■ Given request ■
Return the lines where the word "JSON" occurs.
═══
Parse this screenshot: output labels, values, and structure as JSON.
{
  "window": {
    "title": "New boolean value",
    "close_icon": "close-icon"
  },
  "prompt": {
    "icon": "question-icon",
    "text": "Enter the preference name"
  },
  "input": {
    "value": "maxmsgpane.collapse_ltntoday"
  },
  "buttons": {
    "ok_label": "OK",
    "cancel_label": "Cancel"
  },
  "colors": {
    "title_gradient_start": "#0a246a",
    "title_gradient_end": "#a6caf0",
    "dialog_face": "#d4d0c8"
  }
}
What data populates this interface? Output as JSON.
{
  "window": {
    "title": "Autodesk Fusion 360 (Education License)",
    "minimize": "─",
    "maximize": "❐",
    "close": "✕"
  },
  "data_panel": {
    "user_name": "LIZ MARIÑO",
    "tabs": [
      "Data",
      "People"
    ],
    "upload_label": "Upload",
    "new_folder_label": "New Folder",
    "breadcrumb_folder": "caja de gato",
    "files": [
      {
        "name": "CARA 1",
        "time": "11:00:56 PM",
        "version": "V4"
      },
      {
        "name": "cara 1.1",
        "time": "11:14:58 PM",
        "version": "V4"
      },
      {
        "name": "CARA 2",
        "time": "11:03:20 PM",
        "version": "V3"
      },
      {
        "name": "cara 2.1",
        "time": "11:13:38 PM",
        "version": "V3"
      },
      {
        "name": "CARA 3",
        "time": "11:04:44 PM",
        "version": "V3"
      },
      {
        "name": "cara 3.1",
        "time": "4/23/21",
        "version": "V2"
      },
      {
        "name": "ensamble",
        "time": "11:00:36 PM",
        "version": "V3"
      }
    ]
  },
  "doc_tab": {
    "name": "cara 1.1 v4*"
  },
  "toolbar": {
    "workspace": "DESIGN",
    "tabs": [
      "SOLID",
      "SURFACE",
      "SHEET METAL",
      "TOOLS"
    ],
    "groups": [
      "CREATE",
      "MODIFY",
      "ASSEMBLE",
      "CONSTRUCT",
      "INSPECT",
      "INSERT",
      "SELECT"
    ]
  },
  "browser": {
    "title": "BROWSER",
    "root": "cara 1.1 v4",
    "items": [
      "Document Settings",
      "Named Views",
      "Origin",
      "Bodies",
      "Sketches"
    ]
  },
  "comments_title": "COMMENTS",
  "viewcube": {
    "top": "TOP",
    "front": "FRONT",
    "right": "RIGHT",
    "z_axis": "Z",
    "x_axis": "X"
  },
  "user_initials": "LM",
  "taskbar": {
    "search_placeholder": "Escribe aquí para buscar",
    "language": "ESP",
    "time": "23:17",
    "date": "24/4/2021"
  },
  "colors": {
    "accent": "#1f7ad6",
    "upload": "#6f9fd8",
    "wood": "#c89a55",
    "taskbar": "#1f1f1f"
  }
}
═══
■ Completed task ■
Parse this screenshot: output labels, values, and structure as JSON.
What data populates this interface? Output as JSON.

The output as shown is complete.